Given task
Gather all lines in the records below that include the word "active".

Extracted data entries
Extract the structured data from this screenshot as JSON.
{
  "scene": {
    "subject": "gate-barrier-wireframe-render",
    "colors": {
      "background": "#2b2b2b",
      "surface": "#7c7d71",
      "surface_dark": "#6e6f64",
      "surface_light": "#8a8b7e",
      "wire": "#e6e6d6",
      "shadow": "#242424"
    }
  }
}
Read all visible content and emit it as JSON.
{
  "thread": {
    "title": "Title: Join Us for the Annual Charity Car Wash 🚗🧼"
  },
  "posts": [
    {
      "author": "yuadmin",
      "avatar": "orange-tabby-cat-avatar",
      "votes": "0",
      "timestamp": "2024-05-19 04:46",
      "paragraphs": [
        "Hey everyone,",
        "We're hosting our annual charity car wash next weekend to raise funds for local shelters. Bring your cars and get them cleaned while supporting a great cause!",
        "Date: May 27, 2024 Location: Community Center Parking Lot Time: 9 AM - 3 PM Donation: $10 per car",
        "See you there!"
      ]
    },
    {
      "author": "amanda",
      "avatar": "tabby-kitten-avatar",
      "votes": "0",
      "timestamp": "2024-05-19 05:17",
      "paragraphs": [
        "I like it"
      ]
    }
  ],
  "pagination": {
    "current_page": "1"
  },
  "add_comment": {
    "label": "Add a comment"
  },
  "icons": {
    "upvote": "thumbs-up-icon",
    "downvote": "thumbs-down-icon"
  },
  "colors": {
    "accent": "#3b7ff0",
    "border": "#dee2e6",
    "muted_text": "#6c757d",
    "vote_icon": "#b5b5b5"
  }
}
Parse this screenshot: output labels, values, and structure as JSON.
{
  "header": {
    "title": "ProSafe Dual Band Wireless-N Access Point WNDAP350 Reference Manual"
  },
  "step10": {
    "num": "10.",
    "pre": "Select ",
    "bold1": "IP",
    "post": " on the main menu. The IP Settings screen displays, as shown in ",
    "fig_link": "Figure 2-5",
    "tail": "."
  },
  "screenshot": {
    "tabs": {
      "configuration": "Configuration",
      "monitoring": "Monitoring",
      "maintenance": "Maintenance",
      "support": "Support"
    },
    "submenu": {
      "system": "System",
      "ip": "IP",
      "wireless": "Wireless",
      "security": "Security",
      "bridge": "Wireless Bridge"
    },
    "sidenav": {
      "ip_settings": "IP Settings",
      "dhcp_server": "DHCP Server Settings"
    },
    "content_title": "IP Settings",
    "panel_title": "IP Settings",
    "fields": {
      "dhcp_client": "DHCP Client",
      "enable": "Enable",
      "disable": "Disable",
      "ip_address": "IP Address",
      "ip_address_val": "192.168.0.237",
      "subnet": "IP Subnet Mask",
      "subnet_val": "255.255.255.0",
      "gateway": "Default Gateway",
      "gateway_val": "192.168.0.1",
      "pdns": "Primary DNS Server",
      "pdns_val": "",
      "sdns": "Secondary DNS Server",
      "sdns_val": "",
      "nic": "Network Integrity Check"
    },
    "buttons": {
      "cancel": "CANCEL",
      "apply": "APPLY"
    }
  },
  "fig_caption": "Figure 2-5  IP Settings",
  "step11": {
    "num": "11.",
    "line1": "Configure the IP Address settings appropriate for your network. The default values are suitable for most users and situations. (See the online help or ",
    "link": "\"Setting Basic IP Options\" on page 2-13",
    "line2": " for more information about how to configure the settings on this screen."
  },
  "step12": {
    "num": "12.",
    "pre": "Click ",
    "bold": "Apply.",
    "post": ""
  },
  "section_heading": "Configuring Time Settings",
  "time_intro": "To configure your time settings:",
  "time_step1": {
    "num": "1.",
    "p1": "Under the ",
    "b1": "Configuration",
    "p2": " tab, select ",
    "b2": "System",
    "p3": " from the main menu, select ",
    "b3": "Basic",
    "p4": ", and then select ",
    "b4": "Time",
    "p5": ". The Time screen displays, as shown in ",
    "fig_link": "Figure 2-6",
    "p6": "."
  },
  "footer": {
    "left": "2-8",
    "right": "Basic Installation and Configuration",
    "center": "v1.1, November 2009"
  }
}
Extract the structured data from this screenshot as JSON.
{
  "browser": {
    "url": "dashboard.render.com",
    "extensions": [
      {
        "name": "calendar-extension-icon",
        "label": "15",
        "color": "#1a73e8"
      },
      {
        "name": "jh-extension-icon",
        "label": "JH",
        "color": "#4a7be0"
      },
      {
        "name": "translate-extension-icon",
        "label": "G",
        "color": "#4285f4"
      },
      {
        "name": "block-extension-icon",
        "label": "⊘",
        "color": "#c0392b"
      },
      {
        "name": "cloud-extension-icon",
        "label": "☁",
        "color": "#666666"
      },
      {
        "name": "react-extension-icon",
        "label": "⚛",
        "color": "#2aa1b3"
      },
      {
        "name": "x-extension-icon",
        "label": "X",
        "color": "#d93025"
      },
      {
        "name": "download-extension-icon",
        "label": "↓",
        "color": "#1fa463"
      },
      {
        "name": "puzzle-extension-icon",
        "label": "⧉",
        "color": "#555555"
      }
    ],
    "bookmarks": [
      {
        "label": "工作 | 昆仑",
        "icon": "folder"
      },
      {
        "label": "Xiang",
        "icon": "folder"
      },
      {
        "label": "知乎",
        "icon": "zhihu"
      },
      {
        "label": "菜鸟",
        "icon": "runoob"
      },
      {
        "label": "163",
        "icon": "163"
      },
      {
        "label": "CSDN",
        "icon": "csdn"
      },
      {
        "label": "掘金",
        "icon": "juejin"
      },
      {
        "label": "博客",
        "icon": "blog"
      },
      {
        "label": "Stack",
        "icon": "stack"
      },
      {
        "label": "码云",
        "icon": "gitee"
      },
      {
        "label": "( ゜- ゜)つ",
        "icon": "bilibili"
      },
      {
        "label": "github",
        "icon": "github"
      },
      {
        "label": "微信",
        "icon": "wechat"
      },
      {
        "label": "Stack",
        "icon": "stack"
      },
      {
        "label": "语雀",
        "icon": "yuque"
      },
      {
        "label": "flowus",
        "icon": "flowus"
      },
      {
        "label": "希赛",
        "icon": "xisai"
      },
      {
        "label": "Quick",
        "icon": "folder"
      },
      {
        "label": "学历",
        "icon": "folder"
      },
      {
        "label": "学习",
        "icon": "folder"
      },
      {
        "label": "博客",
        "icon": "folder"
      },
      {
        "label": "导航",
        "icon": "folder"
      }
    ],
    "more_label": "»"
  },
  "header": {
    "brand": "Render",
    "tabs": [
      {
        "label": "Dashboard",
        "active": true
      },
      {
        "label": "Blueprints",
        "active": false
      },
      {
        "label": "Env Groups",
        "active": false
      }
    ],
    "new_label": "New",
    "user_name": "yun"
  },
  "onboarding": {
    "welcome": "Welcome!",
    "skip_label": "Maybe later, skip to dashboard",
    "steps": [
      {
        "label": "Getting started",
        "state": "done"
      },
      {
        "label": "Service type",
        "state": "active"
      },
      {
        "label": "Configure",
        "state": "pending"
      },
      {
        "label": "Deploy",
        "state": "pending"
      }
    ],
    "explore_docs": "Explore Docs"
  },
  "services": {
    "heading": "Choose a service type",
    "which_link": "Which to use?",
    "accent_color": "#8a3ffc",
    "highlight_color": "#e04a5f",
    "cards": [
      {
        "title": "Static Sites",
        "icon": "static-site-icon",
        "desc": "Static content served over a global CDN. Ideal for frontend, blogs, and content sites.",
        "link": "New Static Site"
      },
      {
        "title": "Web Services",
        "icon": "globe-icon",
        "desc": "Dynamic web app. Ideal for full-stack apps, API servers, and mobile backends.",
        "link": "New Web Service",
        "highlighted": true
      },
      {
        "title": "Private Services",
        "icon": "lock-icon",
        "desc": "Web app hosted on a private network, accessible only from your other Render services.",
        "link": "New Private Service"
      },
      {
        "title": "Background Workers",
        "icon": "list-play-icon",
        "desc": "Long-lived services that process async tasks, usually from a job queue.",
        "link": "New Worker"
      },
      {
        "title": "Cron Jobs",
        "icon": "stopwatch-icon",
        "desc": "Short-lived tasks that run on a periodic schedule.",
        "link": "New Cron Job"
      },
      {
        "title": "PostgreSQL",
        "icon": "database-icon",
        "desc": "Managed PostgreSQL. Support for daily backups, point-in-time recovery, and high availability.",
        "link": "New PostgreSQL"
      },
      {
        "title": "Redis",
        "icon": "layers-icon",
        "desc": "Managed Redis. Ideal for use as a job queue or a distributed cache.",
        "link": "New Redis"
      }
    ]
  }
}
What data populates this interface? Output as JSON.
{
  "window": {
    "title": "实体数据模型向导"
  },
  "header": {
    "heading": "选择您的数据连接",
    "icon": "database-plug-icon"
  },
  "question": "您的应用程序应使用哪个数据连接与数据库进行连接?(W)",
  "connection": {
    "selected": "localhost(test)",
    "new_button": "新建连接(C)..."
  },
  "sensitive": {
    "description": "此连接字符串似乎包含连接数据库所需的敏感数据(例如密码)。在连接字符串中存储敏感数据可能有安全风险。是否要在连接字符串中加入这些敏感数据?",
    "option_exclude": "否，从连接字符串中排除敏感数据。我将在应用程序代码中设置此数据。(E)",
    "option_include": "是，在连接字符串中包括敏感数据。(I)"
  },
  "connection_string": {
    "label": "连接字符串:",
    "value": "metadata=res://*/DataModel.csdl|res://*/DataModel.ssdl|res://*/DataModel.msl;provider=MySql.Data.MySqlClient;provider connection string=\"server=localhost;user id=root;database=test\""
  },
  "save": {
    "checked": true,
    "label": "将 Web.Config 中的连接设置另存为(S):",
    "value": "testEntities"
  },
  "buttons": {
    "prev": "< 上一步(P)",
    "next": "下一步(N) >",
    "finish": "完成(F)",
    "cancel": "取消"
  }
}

Response to the task
        "active": true
        "active": false
        "active": false
        "state": "active"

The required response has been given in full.